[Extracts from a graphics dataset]
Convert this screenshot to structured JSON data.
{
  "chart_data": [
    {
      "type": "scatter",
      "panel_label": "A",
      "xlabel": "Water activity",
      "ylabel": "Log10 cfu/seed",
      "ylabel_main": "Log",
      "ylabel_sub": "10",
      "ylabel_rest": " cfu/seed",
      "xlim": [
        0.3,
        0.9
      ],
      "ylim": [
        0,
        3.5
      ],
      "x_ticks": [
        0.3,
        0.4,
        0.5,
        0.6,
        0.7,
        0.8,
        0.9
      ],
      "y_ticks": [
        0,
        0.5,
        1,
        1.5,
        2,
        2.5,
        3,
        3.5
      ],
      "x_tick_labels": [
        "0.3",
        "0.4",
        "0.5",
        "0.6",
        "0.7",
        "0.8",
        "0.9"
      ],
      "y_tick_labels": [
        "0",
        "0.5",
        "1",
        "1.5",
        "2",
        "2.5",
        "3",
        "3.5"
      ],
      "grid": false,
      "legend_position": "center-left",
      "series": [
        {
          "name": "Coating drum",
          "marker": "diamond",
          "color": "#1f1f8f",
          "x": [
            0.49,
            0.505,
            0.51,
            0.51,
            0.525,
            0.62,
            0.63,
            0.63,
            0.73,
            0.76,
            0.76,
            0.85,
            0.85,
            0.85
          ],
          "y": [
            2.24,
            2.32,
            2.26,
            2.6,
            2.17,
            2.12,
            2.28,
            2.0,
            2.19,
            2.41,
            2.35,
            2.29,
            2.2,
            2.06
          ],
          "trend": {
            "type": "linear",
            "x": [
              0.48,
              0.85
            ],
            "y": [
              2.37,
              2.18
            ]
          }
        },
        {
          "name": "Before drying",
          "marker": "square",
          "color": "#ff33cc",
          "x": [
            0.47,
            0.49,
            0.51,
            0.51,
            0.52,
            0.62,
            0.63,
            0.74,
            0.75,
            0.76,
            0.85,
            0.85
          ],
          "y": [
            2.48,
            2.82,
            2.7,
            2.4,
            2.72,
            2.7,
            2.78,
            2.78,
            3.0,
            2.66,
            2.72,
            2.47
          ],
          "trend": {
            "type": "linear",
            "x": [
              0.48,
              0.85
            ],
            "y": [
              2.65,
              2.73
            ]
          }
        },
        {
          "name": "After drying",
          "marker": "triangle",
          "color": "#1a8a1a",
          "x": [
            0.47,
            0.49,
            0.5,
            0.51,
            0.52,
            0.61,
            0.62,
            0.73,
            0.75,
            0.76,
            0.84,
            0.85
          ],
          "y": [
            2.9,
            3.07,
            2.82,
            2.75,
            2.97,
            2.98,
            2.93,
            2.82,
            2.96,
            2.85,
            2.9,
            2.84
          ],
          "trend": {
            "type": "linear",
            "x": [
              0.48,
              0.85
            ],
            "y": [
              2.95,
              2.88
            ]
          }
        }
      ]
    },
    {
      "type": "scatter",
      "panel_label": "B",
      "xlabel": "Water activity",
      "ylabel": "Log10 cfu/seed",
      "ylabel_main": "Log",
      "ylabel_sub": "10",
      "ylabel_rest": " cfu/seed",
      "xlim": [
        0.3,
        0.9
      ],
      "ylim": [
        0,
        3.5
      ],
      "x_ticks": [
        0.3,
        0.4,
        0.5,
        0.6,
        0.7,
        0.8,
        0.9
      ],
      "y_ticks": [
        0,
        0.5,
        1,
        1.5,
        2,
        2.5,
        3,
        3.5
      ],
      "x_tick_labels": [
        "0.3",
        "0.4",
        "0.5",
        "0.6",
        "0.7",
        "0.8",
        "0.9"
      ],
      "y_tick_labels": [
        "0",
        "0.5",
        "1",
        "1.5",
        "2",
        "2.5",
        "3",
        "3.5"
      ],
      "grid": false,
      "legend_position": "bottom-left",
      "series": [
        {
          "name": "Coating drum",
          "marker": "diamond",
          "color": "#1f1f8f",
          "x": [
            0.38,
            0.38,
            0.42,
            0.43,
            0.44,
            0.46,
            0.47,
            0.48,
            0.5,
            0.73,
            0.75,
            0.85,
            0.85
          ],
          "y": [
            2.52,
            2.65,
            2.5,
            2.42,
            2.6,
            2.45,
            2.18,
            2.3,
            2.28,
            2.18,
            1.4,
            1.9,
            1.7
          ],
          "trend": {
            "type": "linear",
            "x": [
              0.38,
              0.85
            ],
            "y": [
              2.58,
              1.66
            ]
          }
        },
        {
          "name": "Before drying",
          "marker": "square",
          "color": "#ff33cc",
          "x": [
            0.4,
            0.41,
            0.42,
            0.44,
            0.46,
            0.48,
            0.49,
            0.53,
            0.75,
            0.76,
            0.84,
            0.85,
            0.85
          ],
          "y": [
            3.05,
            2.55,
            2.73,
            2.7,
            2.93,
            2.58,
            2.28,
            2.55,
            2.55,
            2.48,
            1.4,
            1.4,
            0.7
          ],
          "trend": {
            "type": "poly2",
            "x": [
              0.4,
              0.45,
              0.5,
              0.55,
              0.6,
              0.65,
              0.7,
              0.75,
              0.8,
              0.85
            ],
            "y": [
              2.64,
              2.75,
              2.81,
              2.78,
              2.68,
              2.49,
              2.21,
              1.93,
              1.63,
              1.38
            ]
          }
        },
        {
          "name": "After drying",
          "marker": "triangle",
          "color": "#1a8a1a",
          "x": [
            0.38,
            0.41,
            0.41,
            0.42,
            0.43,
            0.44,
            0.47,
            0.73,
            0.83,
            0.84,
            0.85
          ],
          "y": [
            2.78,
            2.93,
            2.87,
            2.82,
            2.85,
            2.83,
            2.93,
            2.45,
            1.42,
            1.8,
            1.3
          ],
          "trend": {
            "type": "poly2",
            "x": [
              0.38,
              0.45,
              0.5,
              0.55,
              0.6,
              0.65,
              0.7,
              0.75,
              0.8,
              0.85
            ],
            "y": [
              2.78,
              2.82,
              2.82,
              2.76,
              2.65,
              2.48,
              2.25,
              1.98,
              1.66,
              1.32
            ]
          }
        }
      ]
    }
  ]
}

STATED EXERCISE:
Above are the records; retype them all without a single difference.

EXERCISE RESULT:
Convert this screenshot to structured JSON data.
{
  "chart_data": [
    {
      "type": "scatter",
      "panel_label": "A",
      "xlabel": "Water activity",
      "ylabel": "Log10 cfu/seed",
      "ylabel_main": "Log",
      "ylabel_sub": "10",
      "ylabel_rest": " cfu/seed",
      "xlim": [
        0.3,
        0.9
      ],
      "ylim": [
        0,
        3.5
      ],
      "x_ticks": [
        0.3,
        0.4,
        0.5,
        0.6,
        0.7,
        0.8,
        0.9
      ],
      "y_ticks": [
        0,
        0.5,
        1,
        1.5,
        2,
        2.5,
        3,
        3.5
      ],
      "x_tick_labels": [
        "0.3",
        "0.4",
        "0.5",
        "0.6",
        "0.7",
        "0.8",
        "0.9"
      ],
      "y_tick_labels": [
        "0",
        "0.5",
        "1",
        "1.5",
        "2",
        "2.5",
        "3",
        "3.5"
      ],
      "grid": false,
      "legend_position": "center-left",
      "series": [
        {
          "name": "Coating drum",
          "marker": "diamond",
          "color": "#1f1f8f",
          "x": [
            0.49,
            0.505,
            0.51,
            0.51,
            0.525,
            0.62,
            0.63,
            0.63,
            0.73,
            0.76,
            0.76,
            0.85,
            0.85,
            0.85
          ],
          "y": [
            2.24,
            2.32,
            2.26,
            2.6,
            2.17,
            2.12,
            2.28,
            2.0,
            2.19,
            2.41,
            2.35,
            2.29,
            2.2,
            2.06
          ],
          "trend": {
            "type": "linear",
            "x": [
              0.48,
              0.85
            ],
            "y": [
              2.37,
              2.18
            ]
          }
        },
        {
          "name": "Before drying",
          "marker": "square",
          "color": "#ff33cc",
          "x": [
            0.47,
            0.49,
            0.51,
            0.51,
            0.52,
            0.62,
            0.63,
            0.74,
            0.75,
            0.76,
            0.85,
            0.85
          ],
          "y": [
            2.48,
            2.82,
            2.7,
            2.4,
            2.72,
            2.7,
            2.78,
            2.78,
            3.0,
            2.66,
            2.72,
            2.47
          ],
          "trend": {
            "type": "linear",
            "x": [
              0.48,
              0.85
            ],
            "y": [
              2.65,
              2.73
            ]
          }
        },
        {
          "name": "After drying",
          "marker": "triangle",
          "color": "#1a8a1a",
          "x": [
            0.47,
            0.49,
            0.5,
            0.51,
            0.52,
            0.61,
            0.62,
            0.73,
            0.75,
            0.76,
            0.84,
            0.85
          ],
          "y": [
            2.9,
            3.07,
            2.82,
            2.75,
            2.97,
            2.98,
            2.93,
            2.82,
            2.96,
            2.85,
            2.9,
            2.84
          ],
          "trend": {
            "type": "linear",
            "x": [
              0.48,
              0.85
            ],
            "y": [
              2.95,
              2.88
            ]
          }
        }
      ]
    },
    {
      "type": "scatter",
      "panel_label": "B",
      "xlabel": "Water activity",
      "ylabel": "Log10 cfu/seed",
      "ylabel_main": "Log",
      "ylabel_sub": "10",
      "ylabel_rest": " cfu/seed",
      "xlim": [
        0.3,
        0.9
      ],
      "ylim": [
        0,
        3.5
      ],
      "x_ticks": [
        0.3,
        0.4,
        0.5,
        0.6,
        0.7,
        0.8,
        0.9
      ],
      "y_ticks": [
        0,
        0.5,
        1,
        1.5,
        2,
        2.5,
        3,
        3.5
      ],
      "x_tick_labels": [
        "0.3",
        "0.4",
        "0.5",
        "0.6",
        "0.7",
        "0.8",
        "0.9"
      ],
      "y_tick_labels": [
        "0",
        "0.5",
        "1",
        "1.5",
        "2",
        "2.5",
        "3",
        "3.5"
      ],
      "grid": false,
      "legend_position": "bottom-left",
      "series": [
        {
          "name": "Coating drum",
          "marker": "diamond",
          "color": "#1f1f8f",
          "x": [
            0.38,
            0.38,
            0.42,
            0.43,
            0.44,
            0.46,
            0.47,
            0.48,
            0.5,
            0.73,
            0.75,
            0.85,
            0.85
          ],
          "y": [
            2.52,
            2.65,
            2.5,
            2.42,
            2.6,
            2.45,
            2.18,
            2.3,
            2.28,
            2.18,
            1.4,
            1.9,
            1.7
          ],
          "trend": {
            "type": "linear",
            "x": [
              0.38,
              0.85
            ],
            "y": [
              2.58,
              1.66
            ]
          }
        },
        {
          "name": "Before drying",
          "marker": "square",
          "color": "#ff33cc",
          "x": [
            0.4,
            0.41,
            0.42,
            0.44,
            0.46,
            0.48,
            0.49,
            0.53,
            0.75,
            0.76,
            0.84,
            0.85,
            0.85
          ],
          "y": [
            3.05,
            2.55,
            2.73,
            2.7,
            2.93,
            2.58,
            2.28,
            2.55,
            2.55,
            2.48,
            1.4,
            1.4,
            0.7
          ],
          "trend": {
            "type": "poly2",
            "x": [
              0.4,
              0.45,
              0.5,
              0.55,
              0.6,
              0.65,
              0.7,
              0.75,
              0.8,
              0.85
            ],
            "y": [
              2.64,
              2.75,
              2.81,
              2.78,
              2.68,
              2.49,
              2.21,
              1.93,
              1.63,
              1.38
            ]
          }
        },
        {
          "name": "After drying",
          "marker": "triangle",
          "color": "#1a8a1a",
          "x": [
            0.38,
            0.41,
            0.41,
            0.42,
            0.43,
            0.44,
            0.47,
            0.73,
            0.83,
            0.84,
            0.85
          ],
          "y": [
            2.78,
            2.93,
            2.87,
            2.82,
            2.85,
            2.83,
            2.93,
            2.45,
            1.42,
            1.8,
            1.3
          ],
          "trend": {
            "type": "poly2",
            "x": [
              0.38,
              0.45,
              0.5,
              0.55,
              0.6,
              0.65,
              0.7,
              0.75,
              0.8,
              0.85
            ],
            "y": [
              2.78,
              2.82,
              2.82,
              2.76,
              2.65,
              2.48,
              2.25,
              1.98,
              1.66,
              1.32
            ]
          }
        }
      ]
    }
  ]
}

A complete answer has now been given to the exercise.